● **Goal**
Work out how many lines hold the string "изображении". The answer is a single number, nothing more.

Start of Stored rows

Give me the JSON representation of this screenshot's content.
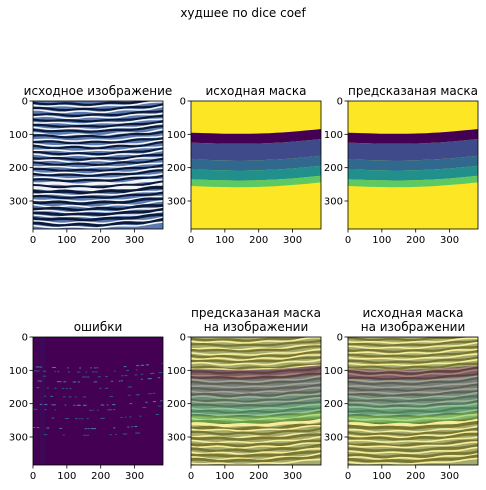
{
  "suptitle": "худшее по dice coef",
  "colors": {
    "seismic_dark": "#0b1a3a",
    "seismic_mid": "#5a7ab0",
    "seismic_light": "#f2f4f8",
    "mask_yellow": "#fde725",
    "mask_purple": "#440154",
    "mask_blue": "#3b528b",
    "mask_teal": "#21908d",
    "mask_green": "#5dc963",
    "error_bg": "#440154"
  },
  "chart_data": [
    {
      "type": "heatmap",
      "title": "исходное изображение",
      "content": "seismic",
      "xlim": [
        0,
        384
      ],
      "ylim": [
        384,
        0
      ],
      "xticks": [
        0,
        100,
        200,
        300
      ],
      "yticks": [
        0,
        100,
        200,
        300
      ],
      "grid": false
    },
    {
      "type": "heatmap",
      "title": "исходная маска",
      "content": "mask",
      "xlim": [
        0,
        384
      ],
      "ylim": [
        384,
        0
      ],
      "xticks": [
        0,
        100,
        200,
        300
      ],
      "yticks": [
        0,
        100,
        200,
        300
      ],
      "layer_boundaries_depth": [
        0,
        95,
        125,
        175,
        205,
        235,
        255,
        384
      ],
      "grid": false
    },
    {
      "type": "heatmap",
      "title": "предсказаная маска",
      "content": "mask",
      "xlim": [
        0,
        384
      ],
      "ylim": [
        384,
        0
      ],
      "xticks": [
        0,
        100,
        200,
        300
      ],
      "yticks": [
        0,
        100,
        200,
        300
      ],
      "layer_boundaries_depth": [
        0,
        95,
        125,
        175,
        205,
        235,
        255,
        384
      ],
      "grid": false
    },
    {
      "type": "heatmap",
      "title": "ошибки",
      "content": "errors",
      "xlim": [
        0,
        384
      ],
      "ylim": [
        384,
        0
      ],
      "xticks": [
        0,
        100,
        200,
        300
      ],
      "yticks": [
        0,
        100,
        200,
        300
      ],
      "grid": false
    },
    {
      "type": "heatmap",
      "title": "предсказаная маска\nна изображении",
      "content": "overlay",
      "xlim": [
        0,
        384
      ],
      "ylim": [
        384,
        0
      ],
      "xticks": [
        0,
        100,
        200,
        300
      ],
      "yticks": [
        0,
        100,
        200,
        300
      ],
      "grid": false
    },
    {
      "type": "heatmap",
      "title": "исходная маска\nна изображении",
      "content": "overlay",
      "xlim": [
        0,
        384
      ],
      "ylim": [
        384,
        0
      ],
      "xticks": [
        0,
        100,
        200,
        300
      ],
      "yticks": [
        0,
        100,
        200,
        300
      ],
      "grid": false
    }
  ]
}
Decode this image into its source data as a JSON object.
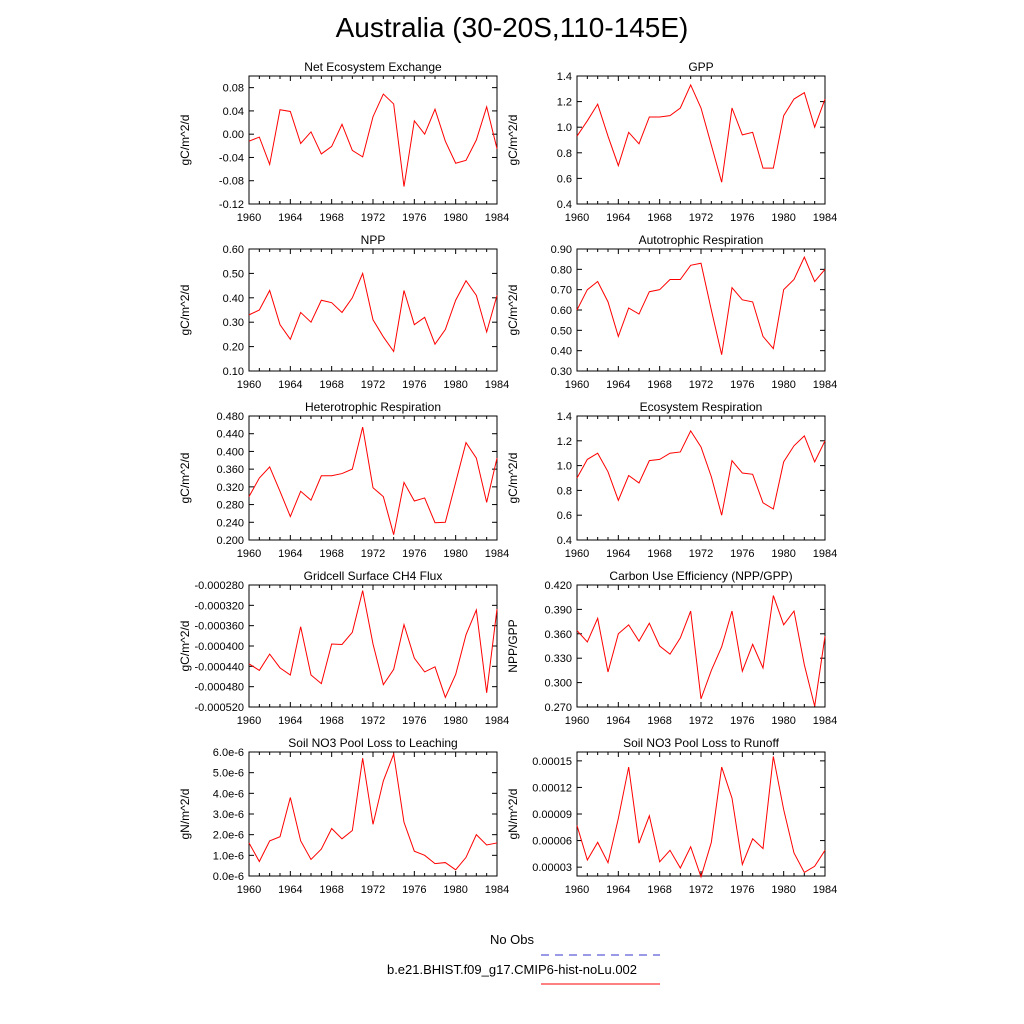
{
  "figure": {
    "title": "Australia (30-20S,110-145E)",
    "series_color": "#ff0000",
    "obs_color": "#3333cc"
  },
  "legend": {
    "obs_label": "No Obs",
    "case_label": "b.e21.BHIST.f09_g17.CMIP6-hist-noLu.002"
  },
  "chart_data": [
    {
      "type": "line",
      "title": "Net Ecosystem Exchange",
      "ylabel": "gC/m^2/d",
      "xlim": [
        1960,
        1984
      ],
      "ylim": [
        -0.12,
        0.1
      ],
      "xticks": [
        1960,
        1964,
        1968,
        1972,
        1976,
        1980,
        1984
      ],
      "yticks": [
        -0.12,
        -0.08,
        -0.04,
        0.0,
        0.04,
        0.08
      ],
      "ytick_labels": [
        "-0.12",
        "-0.08",
        "-0.04",
        "0.00",
        "0.04",
        "0.08"
      ],
      "series": [
        {
          "x": [
            1960,
            1961,
            1962,
            1963,
            1964,
            1965,
            1966,
            1967,
            1968,
            1969,
            1970,
            1971,
            1972,
            1973,
            1974,
            1975,
            1976,
            1977,
            1978,
            1979,
            1980,
            1981,
            1982,
            1983,
            1984
          ],
          "y": [
            -0.012,
            -0.005,
            -0.052,
            0.042,
            0.039,
            -0.016,
            0.004,
            -0.034,
            -0.021,
            0.017,
            -0.028,
            -0.039,
            0.03,
            0.069,
            0.052,
            -0.09,
            0.023,
            0.0,
            0.043,
            -0.012,
            -0.05,
            -0.045,
            -0.01,
            0.047,
            -0.025
          ]
        }
      ]
    },
    {
      "type": "line",
      "title": "GPP",
      "ylabel": "gC/m^2/d",
      "xlim": [
        1960,
        1984
      ],
      "ylim": [
        0.4,
        1.4
      ],
      "xticks": [
        1960,
        1964,
        1968,
        1972,
        1976,
        1980,
        1984
      ],
      "yticks": [
        0.4,
        0.6,
        0.8,
        1.0,
        1.2,
        1.4
      ],
      "ytick_labels": [
        "0.4",
        "0.6",
        "0.8",
        "1.0",
        "1.2",
        "1.4"
      ],
      "series": [
        {
          "x": [
            1960,
            1961,
            1962,
            1963,
            1964,
            1965,
            1966,
            1967,
            1968,
            1969,
            1970,
            1971,
            1972,
            1973,
            1974,
            1975,
            1976,
            1977,
            1978,
            1979,
            1980,
            1981,
            1982,
            1983,
            1984
          ],
          "y": [
            0.93,
            1.05,
            1.18,
            0.93,
            0.7,
            0.96,
            0.87,
            1.08,
            1.08,
            1.09,
            1.15,
            1.33,
            1.15,
            0.86,
            0.57,
            1.15,
            0.94,
            0.96,
            0.68,
            0.68,
            1.09,
            1.22,
            1.27,
            1.0,
            1.22
          ]
        }
      ]
    },
    {
      "type": "line",
      "title": "NPP",
      "ylabel": "gC/m^2/d",
      "xlim": [
        1960,
        1984
      ],
      "ylim": [
        0.1,
        0.6
      ],
      "xticks": [
        1960,
        1964,
        1968,
        1972,
        1976,
        1980,
        1984
      ],
      "yticks": [
        0.1,
        0.2,
        0.3,
        0.4,
        0.5,
        0.6
      ],
      "ytick_labels": [
        "0.10",
        "0.20",
        "0.30",
        "0.40",
        "0.50",
        "0.60"
      ],
      "series": [
        {
          "x": [
            1960,
            1961,
            1962,
            1963,
            1964,
            1965,
            1966,
            1967,
            1968,
            1969,
            1970,
            1971,
            1972,
            1973,
            1974,
            1975,
            1976,
            1977,
            1978,
            1979,
            1980,
            1981,
            1982,
            1983,
            1984
          ],
          "y": [
            0.33,
            0.35,
            0.43,
            0.29,
            0.23,
            0.34,
            0.3,
            0.39,
            0.38,
            0.34,
            0.4,
            0.5,
            0.31,
            0.24,
            0.18,
            0.43,
            0.29,
            0.32,
            0.21,
            0.27,
            0.39,
            0.47,
            0.41,
            0.26,
            0.41
          ]
        }
      ]
    },
    {
      "type": "line",
      "title": "Autotrophic Respiration",
      "ylabel": "gC/m^2/d",
      "xlim": [
        1960,
        1984
      ],
      "ylim": [
        0.3,
        0.9
      ],
      "xticks": [
        1960,
        1964,
        1968,
        1972,
        1976,
        1980,
        1984
      ],
      "yticks": [
        0.3,
        0.4,
        0.5,
        0.6,
        0.7,
        0.8,
        0.9
      ],
      "ytick_labels": [
        "0.30",
        "0.40",
        "0.50",
        "0.60",
        "0.70",
        "0.80",
        "0.90"
      ],
      "series": [
        {
          "x": [
            1960,
            1961,
            1962,
            1963,
            1964,
            1965,
            1966,
            1967,
            1968,
            1969,
            1970,
            1971,
            1972,
            1973,
            1974,
            1975,
            1976,
            1977,
            1978,
            1979,
            1980,
            1981,
            1982,
            1983,
            1984
          ],
          "y": [
            0.6,
            0.7,
            0.74,
            0.64,
            0.47,
            0.61,
            0.58,
            0.69,
            0.7,
            0.75,
            0.75,
            0.82,
            0.83,
            0.6,
            0.38,
            0.71,
            0.65,
            0.64,
            0.47,
            0.41,
            0.7,
            0.75,
            0.86,
            0.74,
            0.8
          ]
        }
      ]
    },
    {
      "type": "line",
      "title": "Heterotrophic Respiration",
      "ylabel": "gC/m^2/d",
      "xlim": [
        1960,
        1984
      ],
      "ylim": [
        0.2,
        0.48
      ],
      "xticks": [
        1960,
        1964,
        1968,
        1972,
        1976,
        1980,
        1984
      ],
      "yticks": [
        0.2,
        0.24,
        0.28,
        0.32,
        0.36,
        0.4,
        0.44,
        0.48
      ],
      "ytick_labels": [
        "0.200",
        "0.240",
        "0.280",
        "0.320",
        "0.360",
        "0.400",
        "0.440",
        "0.480"
      ],
      "series": [
        {
          "x": [
            1960,
            1961,
            1962,
            1963,
            1964,
            1965,
            1966,
            1967,
            1968,
            1969,
            1970,
            1971,
            1972,
            1973,
            1974,
            1975,
            1976,
            1977,
            1978,
            1979,
            1980,
            1981,
            1982,
            1983,
            1984
          ],
          "y": [
            0.298,
            0.34,
            0.365,
            0.31,
            0.253,
            0.31,
            0.29,
            0.345,
            0.345,
            0.35,
            0.36,
            0.455,
            0.318,
            0.298,
            0.212,
            0.33,
            0.288,
            0.295,
            0.239,
            0.24,
            0.33,
            0.42,
            0.385,
            0.285,
            0.385
          ]
        }
      ]
    },
    {
      "type": "line",
      "title": "Ecosystem Respiration",
      "ylabel": "gC/m^2/d",
      "xlim": [
        1960,
        1984
      ],
      "ylim": [
        0.4,
        1.4
      ],
      "xticks": [
        1960,
        1964,
        1968,
        1972,
        1976,
        1980,
        1984
      ],
      "yticks": [
        0.4,
        0.6,
        0.8,
        1.0,
        1.2,
        1.4
      ],
      "ytick_labels": [
        "0.4",
        "0.6",
        "0.8",
        "1.0",
        "1.2",
        "1.4"
      ],
      "series": [
        {
          "x": [
            1960,
            1961,
            1962,
            1963,
            1964,
            1965,
            1966,
            1967,
            1968,
            1969,
            1970,
            1971,
            1972,
            1973,
            1974,
            1975,
            1976,
            1977,
            1978,
            1979,
            1980,
            1981,
            1982,
            1983,
            1984
          ],
          "y": [
            0.9,
            1.05,
            1.1,
            0.95,
            0.72,
            0.92,
            0.86,
            1.04,
            1.05,
            1.1,
            1.11,
            1.28,
            1.15,
            0.91,
            0.6,
            1.04,
            0.94,
            0.93,
            0.7,
            0.65,
            1.03,
            1.16,
            1.24,
            1.03,
            1.2
          ]
        }
      ]
    },
    {
      "type": "line",
      "title": "Gridcell Surface CH4 Flux",
      "ylabel": "gC/m^2/d",
      "xlim": [
        1960,
        1984
      ],
      "ylim": [
        -0.00052,
        -0.00028
      ],
      "xticks": [
        1960,
        1964,
        1968,
        1972,
        1976,
        1980,
        1984
      ],
      "yticks": [
        -0.00052,
        -0.00048,
        -0.00044,
        -0.0004,
        -0.00036,
        -0.00032,
        -0.00028
      ],
      "ytick_labels": [
        "-0.000520",
        "-0.000480",
        "-0.000440",
        "-0.000400",
        "-0.000360",
        "-0.000320",
        "-0.000280"
      ],
      "series": [
        {
          "x": [
            1960,
            1961,
            1962,
            1963,
            1964,
            1965,
            1966,
            1967,
            1968,
            1969,
            1970,
            1971,
            1972,
            1973,
            1974,
            1975,
            1976,
            1977,
            1978,
            1979,
            1980,
            1981,
            1982,
            1983,
            1984
          ],
          "y": [
            -0.000435,
            -0.000448,
            -0.000416,
            -0.000443,
            -0.000457,
            -0.000362,
            -0.000457,
            -0.000474,
            -0.000396,
            -0.000397,
            -0.000373,
            -0.000291,
            -0.000396,
            -0.000476,
            -0.000446,
            -0.000358,
            -0.000424,
            -0.000451,
            -0.000441,
            -0.000501,
            -0.000456,
            -0.000378,
            -0.000329,
            -0.000492,
            -0.000327
          ]
        }
      ]
    },
    {
      "type": "line",
      "title": "Carbon Use Efficiency (NPP/GPP)",
      "ylabel": "NPP/GPP",
      "xlim": [
        1960,
        1984
      ],
      "ylim": [
        0.27,
        0.42
      ],
      "xticks": [
        1960,
        1964,
        1968,
        1972,
        1976,
        1980,
        1984
      ],
      "yticks": [
        0.27,
        0.3,
        0.33,
        0.36,
        0.39,
        0.42
      ],
      "ytick_labels": [
        "0.270",
        "0.300",
        "0.330",
        "0.360",
        "0.390",
        "0.420"
      ],
      "series": [
        {
          "x": [
            1960,
            1961,
            1962,
            1963,
            1964,
            1965,
            1966,
            1967,
            1968,
            1969,
            1970,
            1971,
            1972,
            1973,
            1974,
            1975,
            1976,
            1977,
            1978,
            1979,
            1980,
            1981,
            1982,
            1983,
            1984
          ],
          "y": [
            0.364,
            0.35,
            0.379,
            0.313,
            0.36,
            0.371,
            0.351,
            0.373,
            0.345,
            0.335,
            0.355,
            0.388,
            0.28,
            0.315,
            0.344,
            0.388,
            0.314,
            0.347,
            0.318,
            0.407,
            0.371,
            0.388,
            0.322,
            0.271,
            0.357
          ]
        }
      ]
    },
    {
      "type": "line",
      "title": "Soil NO3 Pool Loss to Leaching",
      "ylabel": "gN/m^2/d",
      "xlim": [
        1960,
        1984
      ],
      "ylim": [
        0,
        6e-06
      ],
      "xticks": [
        1960,
        1964,
        1968,
        1972,
        1976,
        1980,
        1984
      ],
      "yticks": [
        0,
        1e-06,
        2e-06,
        3e-06,
        4e-06,
        5e-06,
        6e-06
      ],
      "ytick_labels": [
        "0.0e-6",
        "1.0e-6",
        "2.0e-6",
        "3.0e-6",
        "4.0e-6",
        "5.0e-6",
        "6.0e-6"
      ],
      "series": [
        {
          "x": [
            1960,
            1961,
            1962,
            1963,
            1964,
            1965,
            1966,
            1967,
            1968,
            1969,
            1970,
            1971,
            1972,
            1973,
            1974,
            1975,
            1976,
            1977,
            1978,
            1979,
            1980,
            1981,
            1982,
            1983,
            1984
          ],
          "y": [
            1.6e-06,
            7e-07,
            1.7e-06,
            1.9e-06,
            3.8e-06,
            1.7e-06,
            8e-07,
            1.3e-06,
            2.3e-06,
            1.8e-06,
            2.2e-06,
            5.7e-06,
            2.5e-06,
            4.6e-06,
            5.9e-06,
            2.6e-06,
            1.2e-06,
            1e-06,
            6e-07,
            6.5e-07,
            3e-07,
            9e-07,
            2e-06,
            1.5e-06,
            1.6e-06
          ]
        }
      ]
    },
    {
      "type": "line",
      "title": "Soil NO3 Pool Loss to Runoff",
      "ylabel": "gN/m^2/d",
      "xlim": [
        1960,
        1984
      ],
      "ylim": [
        2e-05,
        0.00016
      ],
      "xticks": [
        1960,
        1964,
        1968,
        1972,
        1976,
        1980,
        1984
      ],
      "yticks": [
        3e-05,
        6e-05,
        9e-05,
        0.00012,
        0.00015
      ],
      "ytick_labels": [
        "0.00003",
        "0.00006",
        "0.00009",
        "0.00012",
        "0.00015"
      ],
      "series": [
        {
          "x": [
            1960,
            1961,
            1962,
            1963,
            1964,
            1965,
            1966,
            1967,
            1968,
            1969,
            1970,
            1971,
            1972,
            1973,
            1974,
            1975,
            1976,
            1977,
            1978,
            1979,
            1980,
            1981,
            1982,
            1983,
            1984
          ],
          "y": [
            7.7e-05,
            3.8e-05,
            5.8e-05,
            3.5e-05,
            8.5e-05,
            0.000143,
            5.7e-05,
            8.8e-05,
            3.6e-05,
            4.9e-05,
            2.9e-05,
            5.3e-05,
            1.9e-05,
            5.8e-05,
            0.000143,
            0.000108,
            3.3e-05,
            6.2e-05,
            5.1e-05,
            0.000155,
            9.5e-05,
            4.6e-05,
            2.4e-05,
            3.1e-05,
            4.9e-05
          ]
        }
      ]
    }
  ]
}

End of Stored rows

● **Result of the exercise**
2